Copy out the entries below precisely; nothing is to be omitted.

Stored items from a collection
•••

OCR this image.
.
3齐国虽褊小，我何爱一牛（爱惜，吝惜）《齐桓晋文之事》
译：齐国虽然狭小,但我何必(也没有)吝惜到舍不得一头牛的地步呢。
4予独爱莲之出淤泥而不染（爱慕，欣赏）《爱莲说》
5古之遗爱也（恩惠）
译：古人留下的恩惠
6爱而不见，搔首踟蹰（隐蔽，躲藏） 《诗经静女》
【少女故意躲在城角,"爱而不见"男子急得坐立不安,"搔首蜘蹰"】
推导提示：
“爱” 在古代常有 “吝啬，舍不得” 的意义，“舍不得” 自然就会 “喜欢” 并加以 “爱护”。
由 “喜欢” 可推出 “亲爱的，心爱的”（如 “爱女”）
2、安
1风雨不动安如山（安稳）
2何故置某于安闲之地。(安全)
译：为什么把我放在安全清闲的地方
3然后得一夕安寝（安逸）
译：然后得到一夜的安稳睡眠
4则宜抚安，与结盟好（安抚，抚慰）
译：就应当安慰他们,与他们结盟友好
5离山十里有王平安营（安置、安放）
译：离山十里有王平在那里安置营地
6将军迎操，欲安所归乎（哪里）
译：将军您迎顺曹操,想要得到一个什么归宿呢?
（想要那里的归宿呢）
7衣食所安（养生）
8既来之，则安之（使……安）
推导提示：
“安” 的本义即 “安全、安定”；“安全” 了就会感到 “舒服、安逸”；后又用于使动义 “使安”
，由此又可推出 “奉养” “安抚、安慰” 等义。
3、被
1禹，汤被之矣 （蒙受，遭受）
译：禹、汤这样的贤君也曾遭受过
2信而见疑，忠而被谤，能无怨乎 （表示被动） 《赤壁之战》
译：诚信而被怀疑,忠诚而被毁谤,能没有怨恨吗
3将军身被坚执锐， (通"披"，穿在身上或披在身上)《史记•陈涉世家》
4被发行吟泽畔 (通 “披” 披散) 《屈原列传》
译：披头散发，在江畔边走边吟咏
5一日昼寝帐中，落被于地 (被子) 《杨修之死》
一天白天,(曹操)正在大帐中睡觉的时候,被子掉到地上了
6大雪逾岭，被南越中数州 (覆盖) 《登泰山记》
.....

•••

▸ TASK RESULT:
OCR this image.
.
3齐国虽褊小，我何爱一牛（爱惜，吝惜）《齐桓晋文之事》
译：齐国虽然狭小,但我何必(也没有)吝惜到舍不得一头牛的地步呢。
4予独爱莲之出淤泥而不染（爱慕，欣赏）《爱莲说》
5古之遗爱也（恩惠）
译：古人留下的恩惠
6爱而不见，搔首踟蹰（隐蔽，躲藏） 《诗经静女》
【少女故意躲在城角,"爱而不见"男子急得坐立不安,"搔首蜘蹰"】
推导提示：
“爱” 在古代常有 “吝啬，舍不得” 的意义，“舍不得” 自然就会 “喜欢” 并加以 “爱护”。
由 “喜欢” 可推出 “亲爱的，心爱的”（如 “爱女”）
2、安
1风雨不动安如山（安稳）
2何故置某于安闲之地。(安全)
译：为什么把我放在安全清闲的地方
3然后得一夕安寝（安逸）
译：然后得到一夜的安稳睡眠
4则宜抚安，与结盟好（安抚，抚慰）
译：就应当安慰他们,与他们结盟友好
5离山十里有王平安营（安置、安放）
译：离山十里有王平在那里安置营地
6将军迎操，欲安所归乎（哪里）
译：将军您迎顺曹操,想要得到一个什么归宿呢?
（想要那里的归宿呢）
7衣食所安（养生）
8既来之，则安之（使……安）
推导提示：
“安” 的本义即 “安全、安定”；“安全” 了就会感到 “舒服、安逸”；后又用于使动义 “使安”
，由此又可推出 “奉养” “安抚、安慰” 等义。
3、被
1禹，汤被之矣 （蒙受，遭受）
译：禹、汤这样的贤君也曾遭受过
2信而见疑，忠而被谤，能无怨乎 （表示被动） 《赤壁之战》
译：诚信而被怀疑,忠诚而被毁谤,能没有怨恨吗
3将军身被坚执锐， (通"披"，穿在身上或披在身上)《史记•陈涉世家》
4被发行吟泽畔 (通 “披” 披散) 《屈原列传》
译：披头散发，在江畔边走边吟咏
5一日昼寝帐中，落被于地 (被子) 《杨修之死》
一天白天,(曹操)正在大帐中睡觉的时候,被子掉到地上了
6大雪逾岭，被南越中数州 (覆盖) 《登泰山记》
.....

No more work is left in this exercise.